**The exercise**
Format the stretch from the first line through the line containing "y2-tick-label: 23.2 (700, 112, 742, 134)" as a JSON list of strings, one string per line, with blank lines left out.

**Material provided**

** Start **

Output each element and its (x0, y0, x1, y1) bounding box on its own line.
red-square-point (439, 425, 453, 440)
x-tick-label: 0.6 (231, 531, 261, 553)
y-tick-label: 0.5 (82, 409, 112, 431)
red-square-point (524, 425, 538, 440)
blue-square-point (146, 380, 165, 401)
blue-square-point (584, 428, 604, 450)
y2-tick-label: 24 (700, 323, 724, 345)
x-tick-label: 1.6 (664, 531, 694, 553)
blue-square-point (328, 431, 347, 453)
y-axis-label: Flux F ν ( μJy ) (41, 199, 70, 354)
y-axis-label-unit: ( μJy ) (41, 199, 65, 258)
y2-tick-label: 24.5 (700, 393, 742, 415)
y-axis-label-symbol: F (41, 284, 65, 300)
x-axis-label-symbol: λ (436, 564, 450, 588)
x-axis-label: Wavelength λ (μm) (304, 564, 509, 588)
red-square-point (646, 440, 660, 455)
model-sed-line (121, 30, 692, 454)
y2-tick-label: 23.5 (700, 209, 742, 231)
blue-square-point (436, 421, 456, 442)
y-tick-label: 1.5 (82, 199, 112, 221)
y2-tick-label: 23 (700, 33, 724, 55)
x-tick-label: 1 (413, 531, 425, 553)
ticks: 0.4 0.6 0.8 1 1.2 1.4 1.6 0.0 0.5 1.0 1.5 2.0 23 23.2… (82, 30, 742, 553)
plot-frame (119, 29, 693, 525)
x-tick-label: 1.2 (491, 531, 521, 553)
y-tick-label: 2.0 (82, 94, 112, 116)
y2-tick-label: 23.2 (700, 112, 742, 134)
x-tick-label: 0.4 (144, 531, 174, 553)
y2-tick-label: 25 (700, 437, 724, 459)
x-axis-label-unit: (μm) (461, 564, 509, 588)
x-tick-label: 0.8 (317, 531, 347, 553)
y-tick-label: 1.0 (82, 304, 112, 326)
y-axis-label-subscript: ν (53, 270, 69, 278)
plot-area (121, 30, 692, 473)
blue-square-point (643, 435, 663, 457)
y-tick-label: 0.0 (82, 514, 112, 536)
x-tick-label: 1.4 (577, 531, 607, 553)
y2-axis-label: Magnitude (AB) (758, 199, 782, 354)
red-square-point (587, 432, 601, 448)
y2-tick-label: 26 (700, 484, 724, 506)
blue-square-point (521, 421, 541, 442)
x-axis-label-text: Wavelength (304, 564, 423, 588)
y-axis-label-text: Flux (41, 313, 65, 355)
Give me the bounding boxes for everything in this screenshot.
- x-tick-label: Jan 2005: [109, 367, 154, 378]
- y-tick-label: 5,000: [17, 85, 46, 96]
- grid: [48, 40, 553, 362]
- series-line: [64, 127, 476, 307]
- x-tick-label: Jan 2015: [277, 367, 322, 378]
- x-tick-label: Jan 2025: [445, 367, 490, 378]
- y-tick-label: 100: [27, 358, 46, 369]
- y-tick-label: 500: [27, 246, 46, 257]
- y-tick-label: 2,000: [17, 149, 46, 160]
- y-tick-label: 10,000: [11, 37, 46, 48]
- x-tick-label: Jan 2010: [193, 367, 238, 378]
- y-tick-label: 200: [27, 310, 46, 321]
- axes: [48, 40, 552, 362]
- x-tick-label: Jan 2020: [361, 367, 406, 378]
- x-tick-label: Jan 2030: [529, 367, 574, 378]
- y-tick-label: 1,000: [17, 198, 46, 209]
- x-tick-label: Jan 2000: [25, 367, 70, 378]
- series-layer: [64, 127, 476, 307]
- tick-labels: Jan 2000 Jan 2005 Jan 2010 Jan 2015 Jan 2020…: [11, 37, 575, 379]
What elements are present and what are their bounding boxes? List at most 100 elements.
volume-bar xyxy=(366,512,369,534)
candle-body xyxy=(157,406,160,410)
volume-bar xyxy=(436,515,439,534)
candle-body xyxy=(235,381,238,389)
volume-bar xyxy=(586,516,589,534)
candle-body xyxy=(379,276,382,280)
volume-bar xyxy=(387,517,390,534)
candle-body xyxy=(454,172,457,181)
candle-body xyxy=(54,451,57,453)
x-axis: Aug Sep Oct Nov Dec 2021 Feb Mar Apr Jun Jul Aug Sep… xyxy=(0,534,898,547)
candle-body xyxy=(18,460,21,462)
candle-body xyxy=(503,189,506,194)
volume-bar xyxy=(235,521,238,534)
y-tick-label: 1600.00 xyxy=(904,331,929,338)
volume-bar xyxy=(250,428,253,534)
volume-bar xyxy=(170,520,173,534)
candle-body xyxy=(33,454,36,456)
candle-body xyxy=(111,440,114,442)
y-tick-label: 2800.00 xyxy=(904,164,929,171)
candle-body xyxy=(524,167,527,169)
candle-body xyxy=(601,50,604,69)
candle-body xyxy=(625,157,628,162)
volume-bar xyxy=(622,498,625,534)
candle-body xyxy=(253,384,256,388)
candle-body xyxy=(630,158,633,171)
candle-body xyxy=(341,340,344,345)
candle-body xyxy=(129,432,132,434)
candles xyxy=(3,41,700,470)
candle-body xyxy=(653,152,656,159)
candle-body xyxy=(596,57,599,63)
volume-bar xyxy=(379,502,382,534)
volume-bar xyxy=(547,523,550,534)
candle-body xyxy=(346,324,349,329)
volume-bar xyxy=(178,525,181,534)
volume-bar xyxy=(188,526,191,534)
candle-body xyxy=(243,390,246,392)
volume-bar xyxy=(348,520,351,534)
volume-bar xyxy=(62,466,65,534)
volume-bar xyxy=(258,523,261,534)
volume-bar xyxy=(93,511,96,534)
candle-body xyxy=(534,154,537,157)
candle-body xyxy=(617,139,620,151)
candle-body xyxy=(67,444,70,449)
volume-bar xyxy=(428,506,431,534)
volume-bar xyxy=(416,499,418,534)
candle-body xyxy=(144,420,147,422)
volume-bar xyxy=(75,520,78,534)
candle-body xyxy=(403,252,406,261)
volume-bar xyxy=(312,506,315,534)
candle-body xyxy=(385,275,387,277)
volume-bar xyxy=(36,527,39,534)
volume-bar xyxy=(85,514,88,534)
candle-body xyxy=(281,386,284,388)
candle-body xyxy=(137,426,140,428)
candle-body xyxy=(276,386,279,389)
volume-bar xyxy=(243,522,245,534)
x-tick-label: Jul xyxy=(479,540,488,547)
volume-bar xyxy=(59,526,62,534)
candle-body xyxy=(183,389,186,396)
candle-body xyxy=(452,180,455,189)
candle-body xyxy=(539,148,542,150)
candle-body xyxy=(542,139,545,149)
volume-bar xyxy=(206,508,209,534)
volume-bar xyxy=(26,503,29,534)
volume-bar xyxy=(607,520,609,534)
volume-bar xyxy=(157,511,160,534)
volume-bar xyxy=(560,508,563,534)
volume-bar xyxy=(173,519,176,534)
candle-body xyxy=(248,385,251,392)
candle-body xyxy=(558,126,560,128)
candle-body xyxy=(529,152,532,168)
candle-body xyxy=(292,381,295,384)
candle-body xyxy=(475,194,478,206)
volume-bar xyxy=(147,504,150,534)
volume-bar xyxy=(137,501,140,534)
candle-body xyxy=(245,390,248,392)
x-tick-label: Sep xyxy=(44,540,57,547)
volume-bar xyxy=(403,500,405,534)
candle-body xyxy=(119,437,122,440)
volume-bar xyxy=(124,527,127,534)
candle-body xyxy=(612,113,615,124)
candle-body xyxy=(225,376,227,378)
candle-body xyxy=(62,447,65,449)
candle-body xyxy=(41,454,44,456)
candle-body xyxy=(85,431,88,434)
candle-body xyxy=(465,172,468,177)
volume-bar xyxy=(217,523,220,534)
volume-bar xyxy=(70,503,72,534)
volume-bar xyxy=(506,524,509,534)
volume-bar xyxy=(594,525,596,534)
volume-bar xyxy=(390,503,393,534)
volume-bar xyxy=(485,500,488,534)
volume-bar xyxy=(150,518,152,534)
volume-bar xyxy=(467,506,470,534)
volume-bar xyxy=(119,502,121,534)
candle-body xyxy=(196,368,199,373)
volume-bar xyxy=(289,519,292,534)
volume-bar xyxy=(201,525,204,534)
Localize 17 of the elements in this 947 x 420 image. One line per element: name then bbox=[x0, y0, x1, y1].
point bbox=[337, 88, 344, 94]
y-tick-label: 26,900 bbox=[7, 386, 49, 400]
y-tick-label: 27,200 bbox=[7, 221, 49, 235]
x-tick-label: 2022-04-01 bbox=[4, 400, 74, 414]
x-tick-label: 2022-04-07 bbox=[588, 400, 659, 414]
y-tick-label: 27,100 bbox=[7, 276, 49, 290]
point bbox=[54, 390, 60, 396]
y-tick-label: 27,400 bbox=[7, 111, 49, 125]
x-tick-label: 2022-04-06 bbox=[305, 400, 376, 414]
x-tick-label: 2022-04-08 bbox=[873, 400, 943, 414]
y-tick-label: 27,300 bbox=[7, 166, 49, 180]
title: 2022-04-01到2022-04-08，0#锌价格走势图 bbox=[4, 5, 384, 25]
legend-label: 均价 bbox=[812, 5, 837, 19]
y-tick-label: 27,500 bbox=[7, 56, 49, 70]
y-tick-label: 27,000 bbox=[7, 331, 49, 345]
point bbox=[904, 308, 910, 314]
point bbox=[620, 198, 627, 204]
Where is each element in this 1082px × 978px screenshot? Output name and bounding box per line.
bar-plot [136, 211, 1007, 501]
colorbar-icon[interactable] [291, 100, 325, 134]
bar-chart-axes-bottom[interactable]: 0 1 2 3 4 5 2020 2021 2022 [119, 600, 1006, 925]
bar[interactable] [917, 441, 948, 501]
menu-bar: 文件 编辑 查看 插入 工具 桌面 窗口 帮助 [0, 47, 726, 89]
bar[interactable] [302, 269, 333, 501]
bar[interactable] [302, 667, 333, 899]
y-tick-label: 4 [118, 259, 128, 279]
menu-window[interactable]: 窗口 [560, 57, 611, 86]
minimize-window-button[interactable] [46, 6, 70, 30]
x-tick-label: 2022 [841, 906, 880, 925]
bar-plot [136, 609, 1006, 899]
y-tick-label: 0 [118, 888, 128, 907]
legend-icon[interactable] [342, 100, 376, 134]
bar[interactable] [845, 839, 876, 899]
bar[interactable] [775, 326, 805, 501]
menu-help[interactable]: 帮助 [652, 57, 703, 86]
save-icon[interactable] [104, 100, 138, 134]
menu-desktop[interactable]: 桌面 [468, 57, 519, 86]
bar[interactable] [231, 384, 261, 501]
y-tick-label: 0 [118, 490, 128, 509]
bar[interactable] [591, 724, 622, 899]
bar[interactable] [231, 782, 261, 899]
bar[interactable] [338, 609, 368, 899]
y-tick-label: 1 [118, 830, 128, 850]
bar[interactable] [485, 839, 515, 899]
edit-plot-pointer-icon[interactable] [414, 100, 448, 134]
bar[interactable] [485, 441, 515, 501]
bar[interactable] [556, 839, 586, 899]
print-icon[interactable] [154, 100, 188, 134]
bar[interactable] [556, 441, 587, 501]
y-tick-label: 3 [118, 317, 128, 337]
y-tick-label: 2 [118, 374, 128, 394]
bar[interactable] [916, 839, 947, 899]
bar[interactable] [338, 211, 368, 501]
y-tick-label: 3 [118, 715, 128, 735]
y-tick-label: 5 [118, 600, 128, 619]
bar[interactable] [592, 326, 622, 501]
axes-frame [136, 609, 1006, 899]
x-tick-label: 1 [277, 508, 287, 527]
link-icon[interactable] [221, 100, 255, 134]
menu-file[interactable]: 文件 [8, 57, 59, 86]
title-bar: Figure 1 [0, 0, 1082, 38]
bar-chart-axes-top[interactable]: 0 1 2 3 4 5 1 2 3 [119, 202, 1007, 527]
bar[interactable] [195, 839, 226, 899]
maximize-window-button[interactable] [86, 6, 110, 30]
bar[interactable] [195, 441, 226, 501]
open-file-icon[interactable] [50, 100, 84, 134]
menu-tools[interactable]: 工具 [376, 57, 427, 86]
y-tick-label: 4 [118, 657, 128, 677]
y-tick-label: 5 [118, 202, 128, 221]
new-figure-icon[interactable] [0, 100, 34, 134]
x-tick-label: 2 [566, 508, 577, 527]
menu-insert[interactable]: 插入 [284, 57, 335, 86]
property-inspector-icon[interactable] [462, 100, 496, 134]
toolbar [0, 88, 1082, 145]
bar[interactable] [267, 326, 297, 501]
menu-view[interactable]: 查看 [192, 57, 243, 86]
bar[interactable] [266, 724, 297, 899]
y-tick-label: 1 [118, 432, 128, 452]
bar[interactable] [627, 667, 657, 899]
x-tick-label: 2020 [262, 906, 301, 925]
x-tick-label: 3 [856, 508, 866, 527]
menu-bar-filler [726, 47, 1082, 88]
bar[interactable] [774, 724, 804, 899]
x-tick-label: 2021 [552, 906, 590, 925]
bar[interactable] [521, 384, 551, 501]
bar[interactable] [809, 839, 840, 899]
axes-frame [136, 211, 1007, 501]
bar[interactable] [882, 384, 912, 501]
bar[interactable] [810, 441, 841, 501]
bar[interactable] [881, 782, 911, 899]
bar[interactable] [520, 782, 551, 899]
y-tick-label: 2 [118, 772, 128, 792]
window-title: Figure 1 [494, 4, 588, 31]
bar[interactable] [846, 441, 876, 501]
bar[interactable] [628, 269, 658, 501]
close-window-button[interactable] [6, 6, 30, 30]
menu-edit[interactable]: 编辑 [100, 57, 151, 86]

** End **

**Answer**
[
  "Output each element and its (x0, y0, x1, y1) bounding box on its own line.",
  "red-square-point (439, 425, 453, 440)",
  "x-tick-label: 0.6 (231, 531, 261, 553)",
  "y-tick-label: 0.5 (82, 409, 112, 431)",
  "red-square-point (524, 425, 538, 440)",
  "blue-square-point (146, 380, 165, 401)",
  "blue-square-point (584, 428, 604, 450)",
  "y2-tick-label: 24 (700, 323, 724, 345)",
  "x-tick-label: 1.6 (664, 531, 694, 553)",
  "blue-square-point (328, 431, 347, 453)",
  "y-axis-label: Flux F ν ( μJy ) (41, 199, 70, 354)",
  "y-axis-label-unit: ( μJy ) (41, 199, 65, 258)",
  "y2-tick-label: 24.5 (700, 393, 742, 415)",
  "y-axis-label-symbol: F (41, 284, 65, 300)",
  "x-axis-label-symbol: λ (436, 564, 450, 588)",
  "x-axis-label: Wavelength λ (μm) (304, 564, 509, 588)",
  "red-square-point (646, 440, 660, 455)",
  "model-sed-line (121, 30, 692, 454)",
  "y2-tick-label: 23.5 (700, 209, 742, 231)",
  "blue-square-point (436, 421, 456, 442)",
  "y-tick-label: 1.5 (82, 199, 112, 221)",
  "y2-tick-label: 23 (700, 33, 724, 55)",
  "x-tick-label: 1 (413, 531, 425, 553)",
  "ticks: 0.4 0.6 0.8 1 1.2 1.4 1.6 0.0 0.5 1.0 1.5 2.0 23 23.2… (82, 30, 742, 553)",
  "plot-frame (119, 29, 693, 525)",
  "x-tick-label: 1.2 (491, 531, 521, 553)",
  "y-tick-label: 2.0 (82, 94, 112, 116)",
  "y2-tick-label: 23.2 (700, 112, 742, 134)"
]